═══ MATERIAL FOR THE TASK ═══

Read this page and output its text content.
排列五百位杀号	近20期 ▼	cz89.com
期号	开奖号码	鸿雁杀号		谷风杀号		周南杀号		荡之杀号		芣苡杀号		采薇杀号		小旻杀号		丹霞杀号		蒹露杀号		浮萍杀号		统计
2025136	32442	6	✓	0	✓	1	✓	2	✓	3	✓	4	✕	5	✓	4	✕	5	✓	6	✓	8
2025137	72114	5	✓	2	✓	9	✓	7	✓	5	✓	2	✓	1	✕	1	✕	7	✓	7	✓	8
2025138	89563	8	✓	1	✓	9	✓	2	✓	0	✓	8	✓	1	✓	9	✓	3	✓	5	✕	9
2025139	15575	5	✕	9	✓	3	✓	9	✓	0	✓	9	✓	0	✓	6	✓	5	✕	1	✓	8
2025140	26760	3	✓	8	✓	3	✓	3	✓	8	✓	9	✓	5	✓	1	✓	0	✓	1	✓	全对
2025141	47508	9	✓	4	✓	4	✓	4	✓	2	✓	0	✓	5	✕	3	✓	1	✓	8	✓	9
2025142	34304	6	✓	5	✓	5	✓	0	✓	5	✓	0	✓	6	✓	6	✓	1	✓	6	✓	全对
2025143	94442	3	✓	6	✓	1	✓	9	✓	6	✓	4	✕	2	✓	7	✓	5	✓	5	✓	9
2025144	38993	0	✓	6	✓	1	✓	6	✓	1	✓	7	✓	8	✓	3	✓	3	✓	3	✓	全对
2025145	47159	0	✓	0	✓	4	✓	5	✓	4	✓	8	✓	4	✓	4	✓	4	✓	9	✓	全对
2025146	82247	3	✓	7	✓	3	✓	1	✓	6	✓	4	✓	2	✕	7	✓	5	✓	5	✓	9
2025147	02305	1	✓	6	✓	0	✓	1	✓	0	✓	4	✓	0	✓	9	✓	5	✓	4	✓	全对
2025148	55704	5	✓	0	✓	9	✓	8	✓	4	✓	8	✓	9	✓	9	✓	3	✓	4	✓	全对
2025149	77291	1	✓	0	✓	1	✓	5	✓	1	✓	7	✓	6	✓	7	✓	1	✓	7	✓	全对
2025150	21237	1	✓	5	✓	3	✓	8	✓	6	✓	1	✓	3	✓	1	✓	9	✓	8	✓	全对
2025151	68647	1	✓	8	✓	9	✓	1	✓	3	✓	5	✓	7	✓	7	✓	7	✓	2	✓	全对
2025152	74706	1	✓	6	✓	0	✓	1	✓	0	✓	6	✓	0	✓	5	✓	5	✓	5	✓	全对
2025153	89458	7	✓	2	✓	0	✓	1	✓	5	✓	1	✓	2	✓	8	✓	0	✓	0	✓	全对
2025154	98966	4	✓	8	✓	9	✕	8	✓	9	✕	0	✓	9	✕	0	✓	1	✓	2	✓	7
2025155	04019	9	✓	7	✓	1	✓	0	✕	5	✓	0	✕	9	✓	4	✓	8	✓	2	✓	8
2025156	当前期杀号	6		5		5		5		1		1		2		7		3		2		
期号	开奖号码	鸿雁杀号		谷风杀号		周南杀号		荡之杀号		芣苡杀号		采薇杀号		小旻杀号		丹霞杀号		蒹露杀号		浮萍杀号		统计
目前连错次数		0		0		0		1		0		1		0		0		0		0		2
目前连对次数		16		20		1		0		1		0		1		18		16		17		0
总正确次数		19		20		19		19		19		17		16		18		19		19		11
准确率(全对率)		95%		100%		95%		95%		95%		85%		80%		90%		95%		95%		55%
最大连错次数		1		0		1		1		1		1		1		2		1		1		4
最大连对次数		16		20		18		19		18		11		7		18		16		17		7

═══

• **REQUIREMENT**: Nothing should be left out: repeat all of the data exactly.

• **OUTPUT FOR THIS EXERCISE**:
Read this page and output its text content.
排列五百位杀号	近20期 ▼	cz89.com
期号	开奖号码	鸿雁杀号		谷风杀号		周南杀号		荡之杀号		芣苡杀号		采薇杀号		小旻杀号		丹霞杀号		蒹露杀号		浮萍杀号		统计
2025136	32442	6	✓	0	✓	1	✓	2	✓	3	✓	4	✕	5	✓	4	✕	5	✓	6	✓	8
2025137	72114	5	✓	2	✓	9	✓	7	✓	5	✓	2	✓	1	✕	1	✕	7	✓	7	✓	8
2025138	89563	8	✓	1	✓	9	✓	2	✓	0	✓	8	✓	1	✓	9	✓	3	✓	5	✕	9
2025139	15575	5	✕	9	✓	3	✓	9	✓	0	✓	9	✓	0	✓	6	✓	5	✕	1	✓	8
2025140	26760	3	✓	8	✓	3	✓	3	✓	8	✓	9	✓	5	✓	1	✓	0	✓	1	✓	全对
2025141	47508	9	✓	4	✓	4	✓	4	✓	2	✓	0	✓	5	✕	3	✓	1	✓	8	✓	9
2025142	34304	6	✓	5	✓	5	✓	0	✓	5	✓	0	✓	6	✓	6	✓	1	✓	6	✓	全对
2025143	94442	3	✓	6	✓	1	✓	9	✓	6	✓	4	✕	2	✓	7	✓	5	✓	5	✓	9
2025144	38993	0	✓	6	✓	1	✓	6	✓	1	✓	7	✓	8	✓	3	✓	3	✓	3	✓	全对
2025145	47159	0	✓	0	✓	4	✓	5	✓	4	✓	8	✓	4	✓	4	✓	4	✓	9	✓	全对
2025146	82247	3	✓	7	✓	3	✓	1	✓	6	✓	4	✓	2	✕	7	✓	5	✓	5	✓	9
2025147	02305	1	✓	6	✓	0	✓	1	✓	0	✓	4	✓	0	✓	9	✓	5	✓	4	✓	全对
2025148	55704	5	✓	0	✓	9	✓	8	✓	4	✓	8	✓	9	✓	9	✓	3	✓	4	✓	全对
2025149	77291	1	✓	0	✓	1	✓	5	✓	1	✓	7	✓	6	✓	7	✓	1	✓	7	✓	全对
2025150	21237	1	✓	5	✓	3	✓	8	✓	6	✓	1	✓	3	✓	1	✓	9	✓	8	✓	全对
2025151	68647	1	✓	8	✓	9	✓	1	✓	3	✓	5	✓	7	✓	7	✓	7	✓	2	✓	全对
2025152	74706	1	✓	6	✓	0	✓	1	✓	0	✓	6	✓	0	✓	5	✓	5	✓	5	✓	全对
2025153	89458	7	✓	2	✓	0	✓	1	✓	5	✓	1	✓	2	✓	8	✓	0	✓	0	✓	全对
2025154	98966	4	✓	8	✓	9	✕	8	✓	9	✕	0	✓	9	✕	0	✓	1	✓	2	✓	7
2025155	04019	9	✓	7	✓	1	✓	0	✕	5	✓	0	✕	9	✓	4	✓	8	✓	2	✓	8
2025156	当前期杀号	6		5		5		5		1		1		2		7		3		2		
期号	开奖号码	鸿雁杀号		谷风杀号		周南杀号		荡之杀号		芣苡杀号		采薇杀号		小旻杀号		丹霞杀号		蒹露杀号		浮萍杀号		统计
目前连错次数		0		0		0		1		0		1		0		0		0		0		2
目前连对次数		16		20		1		0		1		0		1		18		16		17		0
总正确次数		19		20		19		19		19		17		16		18		19		19		11
准确率(全对率)		95%		100%		95%		95%		95%		85%		80%		90%		95%		95%		55%
最大连错次数		1		0		1		1		1		1		1		2		1		1		4
最大连对次数		16		20		18		19		18		11		7		18		16		17		7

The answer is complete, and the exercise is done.